What you need to do:
Look through the records below and collect all lines that hold the string "Blog".

>> Start Records provided

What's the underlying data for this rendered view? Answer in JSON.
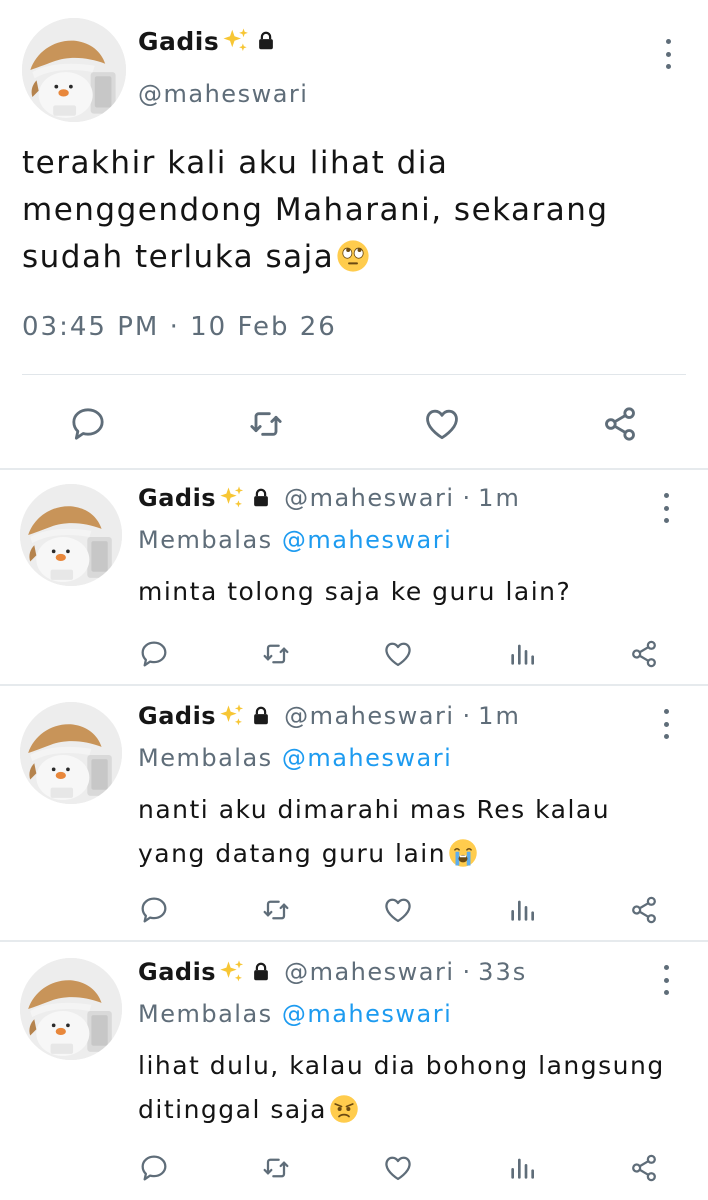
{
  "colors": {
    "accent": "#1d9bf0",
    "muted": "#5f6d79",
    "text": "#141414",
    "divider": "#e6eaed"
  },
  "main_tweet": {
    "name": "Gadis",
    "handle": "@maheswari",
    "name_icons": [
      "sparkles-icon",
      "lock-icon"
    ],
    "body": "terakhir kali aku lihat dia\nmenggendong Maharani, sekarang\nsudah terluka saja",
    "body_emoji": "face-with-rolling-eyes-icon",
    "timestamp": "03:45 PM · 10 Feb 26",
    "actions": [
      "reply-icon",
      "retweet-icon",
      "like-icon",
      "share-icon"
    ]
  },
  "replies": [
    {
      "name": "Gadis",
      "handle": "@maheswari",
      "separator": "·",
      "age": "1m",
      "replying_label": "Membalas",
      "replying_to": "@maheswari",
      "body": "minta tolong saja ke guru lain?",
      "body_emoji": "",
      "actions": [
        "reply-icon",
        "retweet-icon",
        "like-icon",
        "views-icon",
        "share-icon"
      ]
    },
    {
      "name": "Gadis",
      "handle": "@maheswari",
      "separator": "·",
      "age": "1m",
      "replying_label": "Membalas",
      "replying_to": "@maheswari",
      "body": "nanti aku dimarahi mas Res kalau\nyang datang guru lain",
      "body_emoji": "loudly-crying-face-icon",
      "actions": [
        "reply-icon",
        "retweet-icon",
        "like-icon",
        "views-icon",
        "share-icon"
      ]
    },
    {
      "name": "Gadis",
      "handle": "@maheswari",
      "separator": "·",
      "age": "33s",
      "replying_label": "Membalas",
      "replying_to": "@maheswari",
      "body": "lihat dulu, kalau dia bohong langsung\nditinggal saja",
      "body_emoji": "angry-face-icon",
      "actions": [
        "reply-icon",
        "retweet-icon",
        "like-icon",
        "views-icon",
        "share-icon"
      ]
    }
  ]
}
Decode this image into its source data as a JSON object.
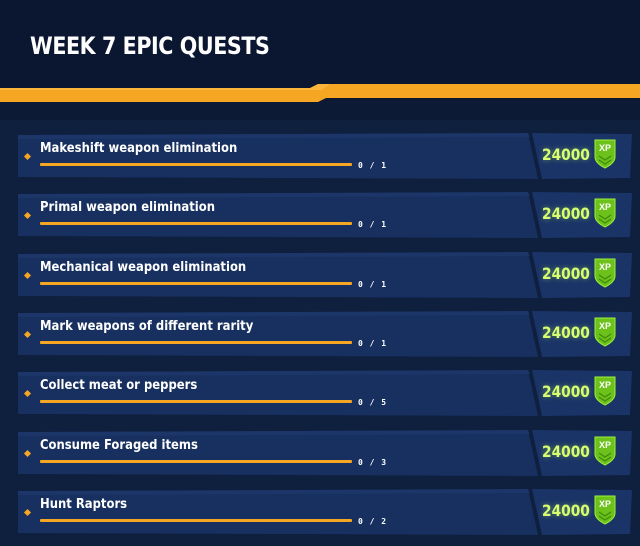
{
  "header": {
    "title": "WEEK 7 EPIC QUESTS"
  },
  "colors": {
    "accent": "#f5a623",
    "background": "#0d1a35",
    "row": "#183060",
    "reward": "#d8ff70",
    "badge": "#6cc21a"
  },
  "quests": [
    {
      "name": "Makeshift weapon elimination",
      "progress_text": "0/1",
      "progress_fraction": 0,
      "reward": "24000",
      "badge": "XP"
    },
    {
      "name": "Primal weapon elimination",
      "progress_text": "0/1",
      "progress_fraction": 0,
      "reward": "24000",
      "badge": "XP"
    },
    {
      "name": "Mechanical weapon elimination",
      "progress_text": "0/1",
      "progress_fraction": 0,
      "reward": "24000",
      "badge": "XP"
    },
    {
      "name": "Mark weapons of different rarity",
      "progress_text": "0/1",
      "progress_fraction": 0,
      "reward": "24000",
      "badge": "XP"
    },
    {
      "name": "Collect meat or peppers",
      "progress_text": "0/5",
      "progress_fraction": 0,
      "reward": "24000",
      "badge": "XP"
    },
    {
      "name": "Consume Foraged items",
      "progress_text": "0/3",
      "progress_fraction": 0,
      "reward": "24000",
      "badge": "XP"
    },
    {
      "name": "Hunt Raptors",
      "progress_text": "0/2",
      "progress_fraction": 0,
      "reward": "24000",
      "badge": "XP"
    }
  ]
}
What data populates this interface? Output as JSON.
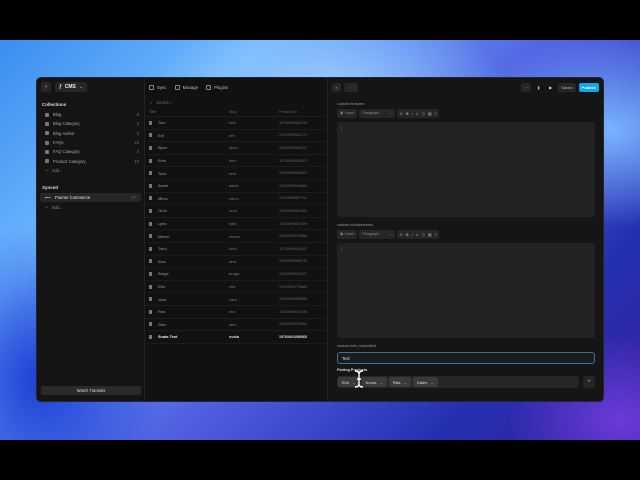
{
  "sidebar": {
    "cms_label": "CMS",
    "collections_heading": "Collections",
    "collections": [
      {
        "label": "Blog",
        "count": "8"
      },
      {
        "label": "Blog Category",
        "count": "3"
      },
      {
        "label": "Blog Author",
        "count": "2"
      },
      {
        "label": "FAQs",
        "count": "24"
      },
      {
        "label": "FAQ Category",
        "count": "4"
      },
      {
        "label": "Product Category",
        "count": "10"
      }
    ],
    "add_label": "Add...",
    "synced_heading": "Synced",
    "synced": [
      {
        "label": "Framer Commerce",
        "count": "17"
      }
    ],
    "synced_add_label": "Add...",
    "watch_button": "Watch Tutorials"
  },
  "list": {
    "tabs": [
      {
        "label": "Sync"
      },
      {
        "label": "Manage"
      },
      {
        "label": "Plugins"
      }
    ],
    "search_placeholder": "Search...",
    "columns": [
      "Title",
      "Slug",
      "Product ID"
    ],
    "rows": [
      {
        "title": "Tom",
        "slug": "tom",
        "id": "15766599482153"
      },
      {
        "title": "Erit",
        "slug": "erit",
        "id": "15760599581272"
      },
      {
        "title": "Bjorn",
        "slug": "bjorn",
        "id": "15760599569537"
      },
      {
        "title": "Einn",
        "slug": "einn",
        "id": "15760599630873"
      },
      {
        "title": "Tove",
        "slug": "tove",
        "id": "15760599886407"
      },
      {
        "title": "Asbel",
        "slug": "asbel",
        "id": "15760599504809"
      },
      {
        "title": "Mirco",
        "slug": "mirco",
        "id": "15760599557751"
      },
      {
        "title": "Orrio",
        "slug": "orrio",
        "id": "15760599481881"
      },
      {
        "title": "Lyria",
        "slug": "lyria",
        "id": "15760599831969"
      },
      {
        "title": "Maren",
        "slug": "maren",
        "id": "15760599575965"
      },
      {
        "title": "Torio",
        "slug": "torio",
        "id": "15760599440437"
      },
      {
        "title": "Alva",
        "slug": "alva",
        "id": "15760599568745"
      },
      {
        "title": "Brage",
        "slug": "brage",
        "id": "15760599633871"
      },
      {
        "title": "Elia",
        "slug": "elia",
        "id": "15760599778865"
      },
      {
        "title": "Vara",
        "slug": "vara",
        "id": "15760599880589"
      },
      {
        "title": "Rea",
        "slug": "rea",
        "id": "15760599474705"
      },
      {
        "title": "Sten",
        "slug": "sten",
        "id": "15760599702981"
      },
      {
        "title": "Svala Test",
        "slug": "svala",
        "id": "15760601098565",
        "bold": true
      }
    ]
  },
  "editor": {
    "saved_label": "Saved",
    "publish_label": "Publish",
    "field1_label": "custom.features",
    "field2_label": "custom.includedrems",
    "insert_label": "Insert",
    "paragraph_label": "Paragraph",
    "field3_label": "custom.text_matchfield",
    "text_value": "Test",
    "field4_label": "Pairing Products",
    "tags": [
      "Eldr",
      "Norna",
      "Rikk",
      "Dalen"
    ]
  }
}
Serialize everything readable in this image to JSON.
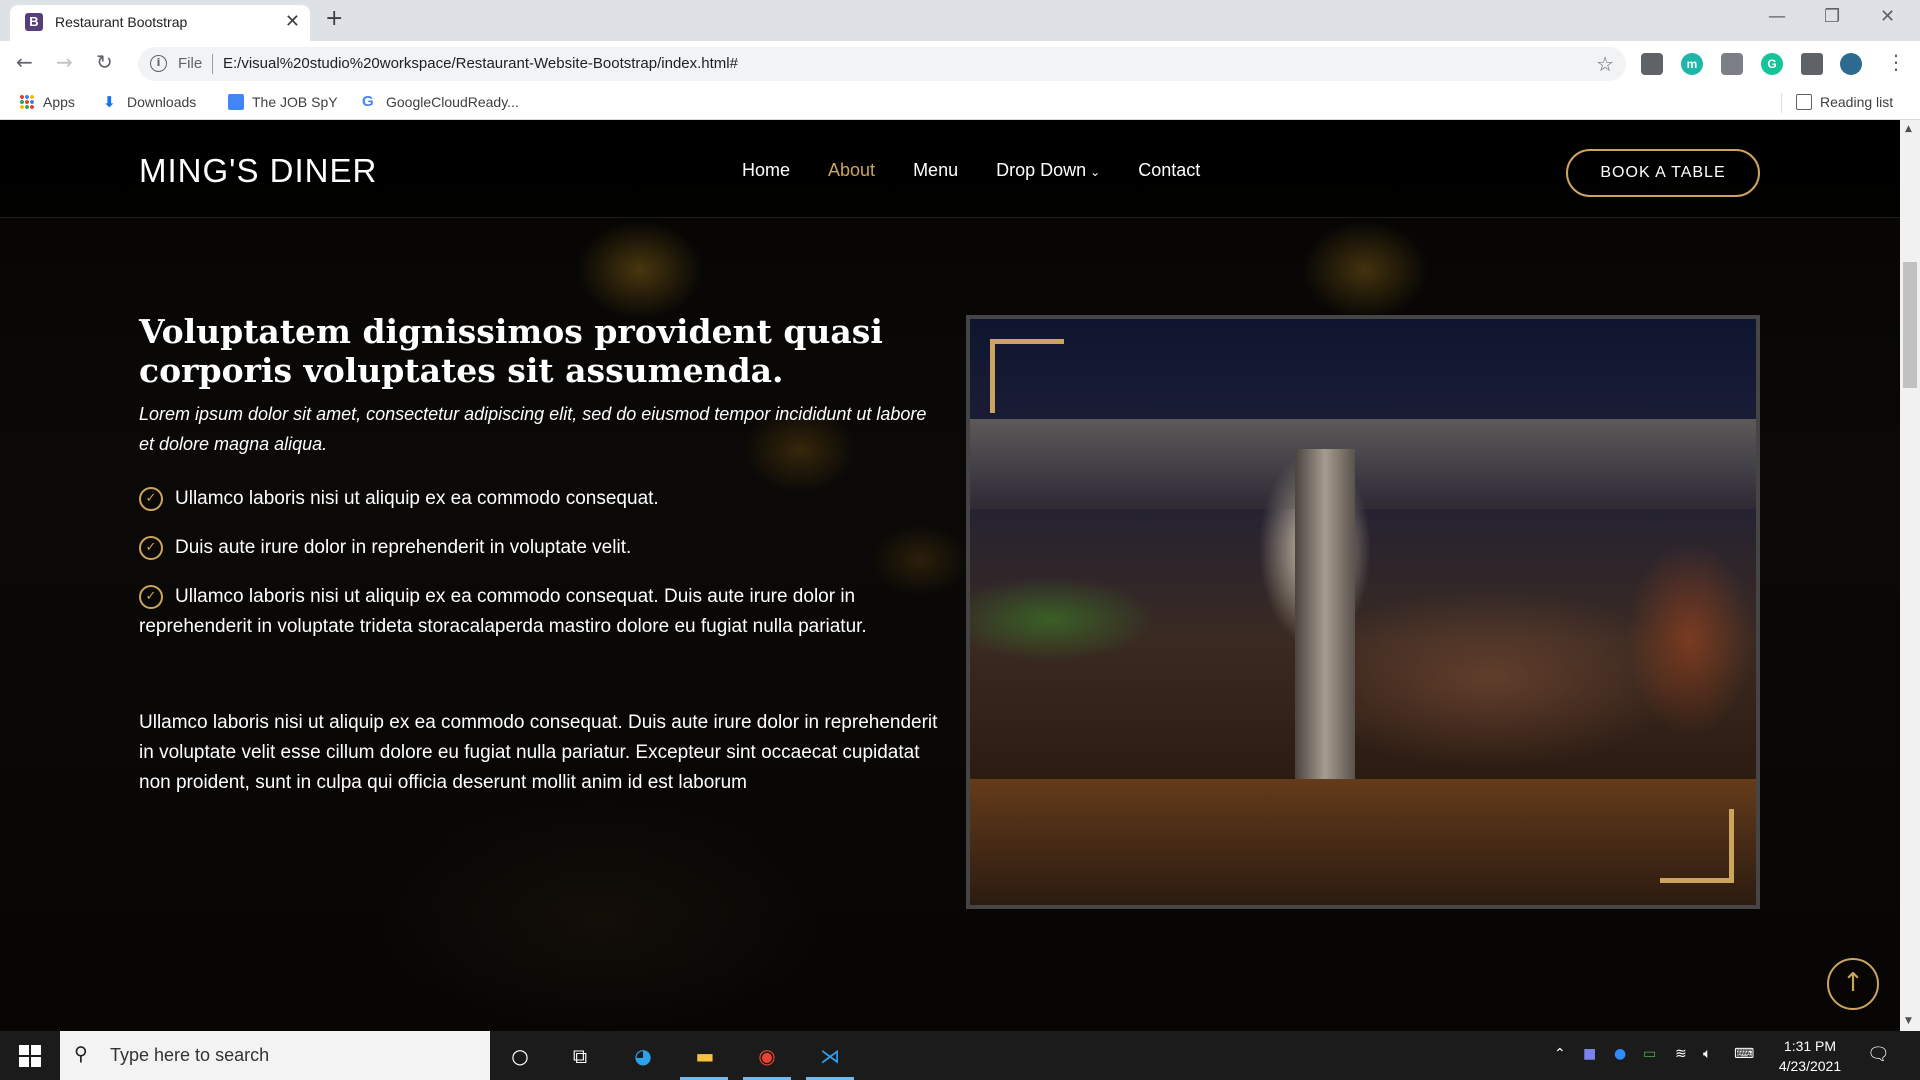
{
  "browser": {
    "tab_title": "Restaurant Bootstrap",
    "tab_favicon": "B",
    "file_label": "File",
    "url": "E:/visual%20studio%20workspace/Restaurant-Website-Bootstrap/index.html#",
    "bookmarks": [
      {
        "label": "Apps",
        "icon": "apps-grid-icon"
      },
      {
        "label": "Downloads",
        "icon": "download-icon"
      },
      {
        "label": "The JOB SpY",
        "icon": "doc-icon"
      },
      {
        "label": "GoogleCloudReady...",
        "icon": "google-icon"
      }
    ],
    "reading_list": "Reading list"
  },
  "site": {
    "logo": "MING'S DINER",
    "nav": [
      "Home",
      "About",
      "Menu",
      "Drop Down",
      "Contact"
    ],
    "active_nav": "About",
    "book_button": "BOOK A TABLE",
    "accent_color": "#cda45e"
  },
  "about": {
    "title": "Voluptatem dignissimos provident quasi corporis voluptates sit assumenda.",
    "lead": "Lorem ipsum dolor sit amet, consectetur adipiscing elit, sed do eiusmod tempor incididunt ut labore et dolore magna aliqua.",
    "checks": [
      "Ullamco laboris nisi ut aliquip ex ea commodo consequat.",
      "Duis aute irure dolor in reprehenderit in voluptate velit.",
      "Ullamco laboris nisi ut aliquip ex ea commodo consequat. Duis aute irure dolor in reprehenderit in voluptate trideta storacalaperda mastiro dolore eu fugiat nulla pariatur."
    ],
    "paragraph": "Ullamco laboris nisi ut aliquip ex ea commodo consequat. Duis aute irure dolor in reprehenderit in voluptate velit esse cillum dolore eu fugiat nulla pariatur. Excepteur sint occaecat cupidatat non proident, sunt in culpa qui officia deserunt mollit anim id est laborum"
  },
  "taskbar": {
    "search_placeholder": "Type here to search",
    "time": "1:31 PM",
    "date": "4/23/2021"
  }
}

>> End Records provided

Solution for this task:
        "label": "Blog",
        "label": "Blog Category",
        "label": "Blog Author",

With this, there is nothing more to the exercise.